Dataset entries =>
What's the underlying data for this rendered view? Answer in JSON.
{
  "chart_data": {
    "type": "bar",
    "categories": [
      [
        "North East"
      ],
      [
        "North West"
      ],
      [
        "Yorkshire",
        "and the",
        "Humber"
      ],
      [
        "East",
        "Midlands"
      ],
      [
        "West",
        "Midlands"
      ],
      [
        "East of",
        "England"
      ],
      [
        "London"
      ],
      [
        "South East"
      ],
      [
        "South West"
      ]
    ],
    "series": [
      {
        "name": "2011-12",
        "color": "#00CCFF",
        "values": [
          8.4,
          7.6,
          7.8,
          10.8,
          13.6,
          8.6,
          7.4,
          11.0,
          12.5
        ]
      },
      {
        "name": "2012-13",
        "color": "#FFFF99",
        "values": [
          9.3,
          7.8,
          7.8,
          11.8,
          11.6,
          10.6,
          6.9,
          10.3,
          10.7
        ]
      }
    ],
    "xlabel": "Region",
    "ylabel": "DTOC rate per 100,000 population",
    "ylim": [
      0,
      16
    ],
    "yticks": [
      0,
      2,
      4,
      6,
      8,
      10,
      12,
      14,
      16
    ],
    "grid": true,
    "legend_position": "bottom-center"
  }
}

Task statement => Retype the listing. Match it exactly.

Result of this exercise =>
What's the underlying data for this rendered view? Answer in JSON.
{
  "chart_data": {
    "type": "bar",
    "categories": [
      [
        "North East"
      ],
      [
        "North West"
      ],
      [
        "Yorkshire",
        "and the",
        "Humber"
      ],
      [
        "East",
        "Midlands"
      ],
      [
        "West",
        "Midlands"
      ],
      [
        "East of",
        "England"
      ],
      [
        "London"
      ],
      [
        "South East"
      ],
      [
        "South West"
      ]
    ],
    "series": [
      {
        "name": "2011-12",
        "color": "#00CCFF",
        "values": [
          8.4,
          7.6,
          7.8,
          10.8,
          13.6,
          8.6,
          7.4,
          11.0,
          12.5
        ]
      },
      {
        "name": "2012-13",
        "color": "#FFFF99",
        "values": [
          9.3,
          7.8,
          7.8,
          11.8,
          11.6,
          10.6,
          6.9,
          10.3,
          10.7
        ]
      }
    ],
    "xlabel": "Region",
    "ylabel": "DTOC rate per 100,000 population",
    "ylim": [
      0,
      16
    ],
    "yticks": [
      0,
      2,
      4,
      6,
      8,
      10,
      12,
      14,
      16
    ],
    "grid": true,
    "legend_position": "bottom-center"
  }
}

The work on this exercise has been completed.